• _Task goal_
Check every line below for the string "marker", and copy the lines that contain it.

• _Data extract_
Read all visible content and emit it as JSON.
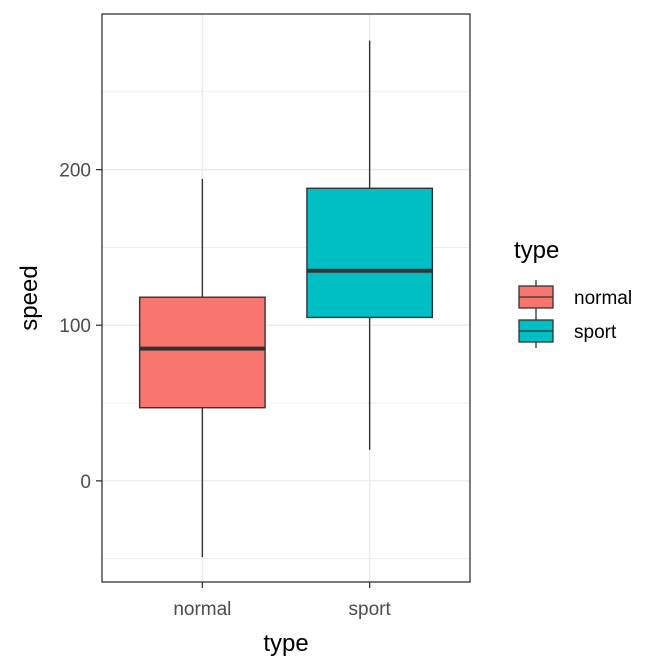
{
  "chart_data": {
    "type": "boxplot",
    "xlabel": "type",
    "ylabel": "speed",
    "categories": [
      "normal",
      "sport"
    ],
    "ylim": [
      -65,
      300
    ],
    "yticks": [
      0,
      100,
      200
    ],
    "grid": true,
    "legend": {
      "title": "type",
      "position": "right",
      "entries": [
        "normal",
        "sport"
      ]
    },
    "series": [
      {
        "category": "normal",
        "color": "#F8766D",
        "min": -49,
        "q1": 47,
        "median": 85,
        "q3": 118,
        "max": 194
      },
      {
        "category": "sport",
        "color": "#00BFC4",
        "min": 20,
        "q1": 105,
        "median": 135,
        "q3": 188,
        "max": 283
      }
    ]
  }
}
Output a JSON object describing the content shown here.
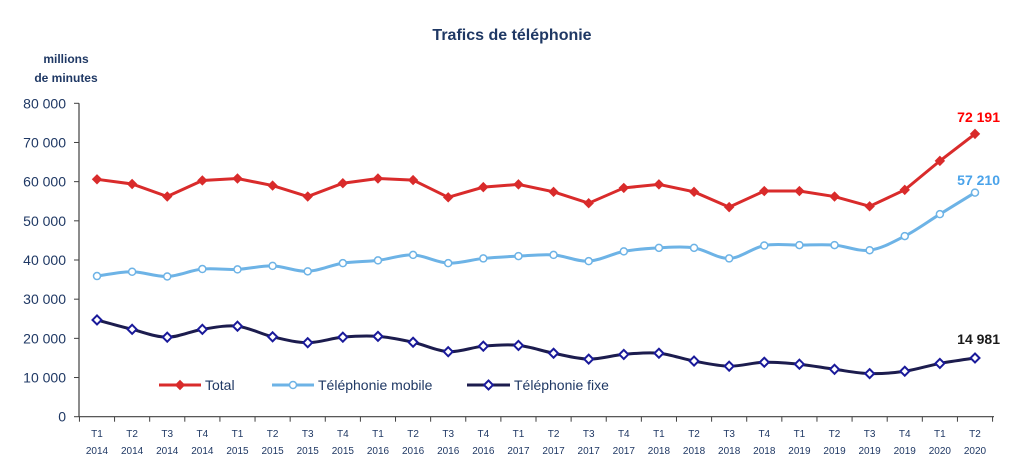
{
  "chart_data": {
    "type": "line",
    "title": "Trafics de téléphonie",
    "ylabel": [
      "millions",
      "de minutes"
    ],
    "xlabel": "",
    "ylim": [
      0,
      80000
    ],
    "yticks": [
      0,
      10000,
      20000,
      30000,
      40000,
      50000,
      60000,
      70000,
      80000
    ],
    "ytick_labels": [
      "0",
      "10 000",
      "20 000",
      "30 000",
      "40 000",
      "50 000",
      "60 000",
      "70 000",
      "80 000"
    ],
    "grid": false,
    "legend_position": "bottom-left inside",
    "categories": [
      [
        "T1",
        "2014"
      ],
      [
        "T2",
        "2014"
      ],
      [
        "T3",
        "2014"
      ],
      [
        "T4",
        "2014"
      ],
      [
        "T1",
        "2015"
      ],
      [
        "T2",
        "2015"
      ],
      [
        "T3",
        "2015"
      ],
      [
        "T4",
        "2015"
      ],
      [
        "T1",
        "2016"
      ],
      [
        "T2",
        "2016"
      ],
      [
        "T3",
        "2016"
      ],
      [
        "T4",
        "2016"
      ],
      [
        "T1",
        "2017"
      ],
      [
        "T2",
        "2017"
      ],
      [
        "T3",
        "2017"
      ],
      [
        "T4",
        "2017"
      ],
      [
        "T1",
        "2018"
      ],
      [
        "T2",
        "2018"
      ],
      [
        "T3",
        "2018"
      ],
      [
        "T4",
        "2018"
      ],
      [
        "T1",
        "2019"
      ],
      [
        "T2",
        "2019"
      ],
      [
        "T3",
        "2019"
      ],
      [
        "T4",
        "2019"
      ],
      [
        "T1",
        "2020"
      ],
      [
        "T2",
        "2020"
      ]
    ],
    "series": [
      {
        "name": "Total",
        "color": "#d92b2b",
        "label_color": "#ff0000",
        "marker": "diamond-filled",
        "smooth": false,
        "end_label": "72 191",
        "values": [
          60600,
          59400,
          56200,
          60300,
          60800,
          59000,
          56200,
          59600,
          60800,
          60400,
          56000,
          58600,
          59300,
          57400,
          54500,
          58400,
          59300,
          57400,
          53500,
          57600,
          57600,
          56200,
          53700,
          57900,
          65300,
          72191
        ]
      },
      {
        "name": "Téléphonie mobile",
        "color": "#6db3e6",
        "label_color": "#4aa3ea",
        "marker": "circle-open",
        "smooth": true,
        "end_label": "57 210",
        "values": [
          35900,
          37000,
          35800,
          37700,
          37600,
          38500,
          37100,
          39200,
          39900,
          41300,
          39200,
          40400,
          41000,
          41300,
          39700,
          42200,
          43100,
          43100,
          40400,
          43700,
          43800,
          43800,
          42500,
          46100,
          51700,
          57210
        ]
      },
      {
        "name": "Téléphonie fixe",
        "color": "#1c1c4e",
        "label_color": "#1a1a1a",
        "marker": "diamond-open",
        "smooth": true,
        "end_label": "14 981",
        "values": [
          24700,
          22300,
          20300,
          22300,
          23100,
          20400,
          18900,
          20300,
          20500,
          19000,
          16600,
          18000,
          18200,
          16200,
          14700,
          15900,
          16200,
          14200,
          12900,
          13900,
          13400,
          12100,
          11000,
          11600,
          13600,
          14981
        ]
      }
    ]
  }
}
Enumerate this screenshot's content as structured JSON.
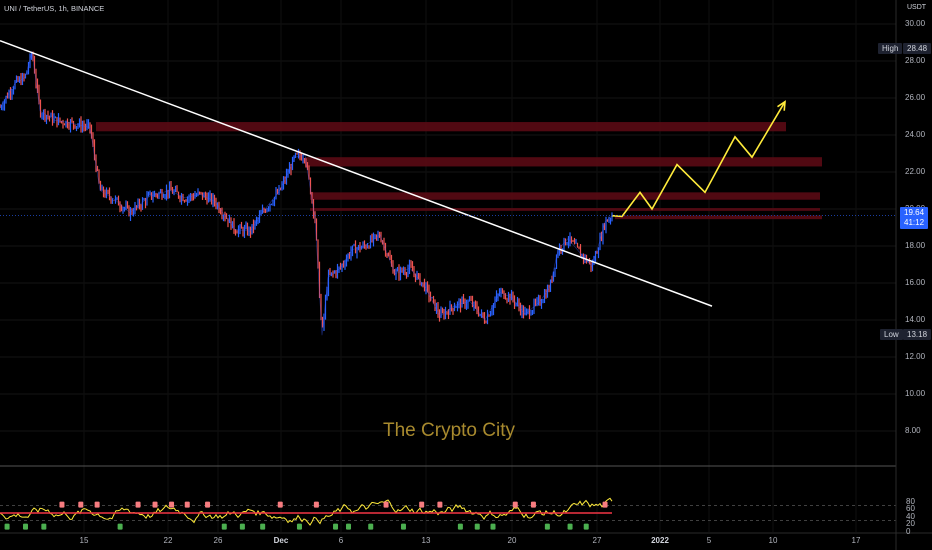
{
  "header": {
    "ticker": "UNI / TetherUS, 1h, BINANCE",
    "currency": "USDT"
  },
  "watermark": "The Crypto City",
  "badges": {
    "high_label": "High",
    "high_value": "28.48",
    "low_label": "Low",
    "low_value": "13.18",
    "price": "19.64",
    "countdown": "41:12"
  },
  "colors": {
    "background": "#000000",
    "up": "#2962ff",
    "down": "#ef5350",
    "trendline": "#ffffff",
    "projection": "#ffeb3b",
    "zone": "#5a0a14",
    "price_badge": "#2962ff",
    "osc_line": "#ffeb3b",
    "osc_signal": "#f23645"
  },
  "chart_data": {
    "type": "line",
    "title": "UNI / TetherUS, 1h, BINANCE",
    "ylabel": "USDT",
    "ylim": [
      7,
      31
    ],
    "y_ticks": [
      "30.00",
      "28.00",
      "26.00",
      "24.00",
      "22.00",
      "20.00",
      "18.00",
      "16.00",
      "14.00",
      "12.00",
      "10.00",
      "8.00"
    ],
    "x_ticks": [
      "15",
      "22",
      "26",
      "Dec",
      "6",
      "13",
      "20",
      "27",
      "2022",
      "5",
      "10",
      "17"
    ],
    "price_path": [
      [
        0,
        25.5
      ],
      [
        15,
        26.8
      ],
      [
        25,
        27.1
      ],
      [
        32,
        28.48
      ],
      [
        40,
        25.3
      ],
      [
        55,
        24.8
      ],
      [
        75,
        24.6
      ],
      [
        90,
        24.4
      ],
      [
        100,
        21.0
      ],
      [
        115,
        20.5
      ],
      [
        130,
        19.8
      ],
      [
        150,
        20.7
      ],
      [
        170,
        21.0
      ],
      [
        185,
        20.6
      ],
      [
        200,
        20.8
      ],
      [
        215,
        20.4
      ],
      [
        235,
        18.9
      ],
      [
        250,
        18.8
      ],
      [
        265,
        20.0
      ],
      [
        280,
        21.0
      ],
      [
        295,
        22.8
      ],
      [
        305,
        22.9
      ],
      [
        315,
        19.5
      ],
      [
        322,
        13.18
      ],
      [
        328,
        16.3
      ],
      [
        340,
        16.8
      ],
      [
        352,
        17.8
      ],
      [
        365,
        18.0
      ],
      [
        380,
        18.6
      ],
      [
        395,
        16.5
      ],
      [
        410,
        16.8
      ],
      [
        425,
        15.8
      ],
      [
        440,
        14.2
      ],
      [
        455,
        14.8
      ],
      [
        470,
        15.0
      ],
      [
        485,
        14.0
      ],
      [
        500,
        15.5
      ],
      [
        512,
        15.2
      ],
      [
        525,
        14.3
      ],
      [
        540,
        15.0
      ],
      [
        550,
        15.8
      ],
      [
        558,
        17.8
      ],
      [
        568,
        18.4
      ],
      [
        582,
        17.5
      ],
      [
        592,
        16.9
      ],
      [
        600,
        18.3
      ],
      [
        605,
        19.3
      ],
      [
        612,
        19.64
      ]
    ],
    "trendline": [
      [
        0,
        29.1
      ],
      [
        712,
        14.75
      ]
    ],
    "projection": [
      [
        612,
        19.64
      ],
      [
        622,
        19.6
      ],
      [
        640,
        20.9
      ],
      [
        652,
        20.0
      ],
      [
        677,
        22.4
      ],
      [
        705,
        20.9
      ],
      [
        735,
        23.9
      ],
      [
        752,
        22.8
      ],
      [
        785,
        25.8
      ]
    ],
    "resistance_zones": [
      [
        24.2,
        24.7
      ],
      [
        22.3,
        22.8
      ],
      [
        20.5,
        20.9
      ],
      [
        19.9,
        20.05
      ],
      [
        19.45,
        19.65
      ]
    ],
    "oscillator": {
      "ylim": [
        0,
        100
      ],
      "y_ticks": [
        "80",
        "60",
        "40",
        "20",
        "0"
      ],
      "overbought": 70,
      "oversold": 30,
      "signal_level": 50
    }
  }
}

• _Finished task_
        "marker": "diamond-filled",
        "marker": "circle-open",
        "marker": "diamond-open",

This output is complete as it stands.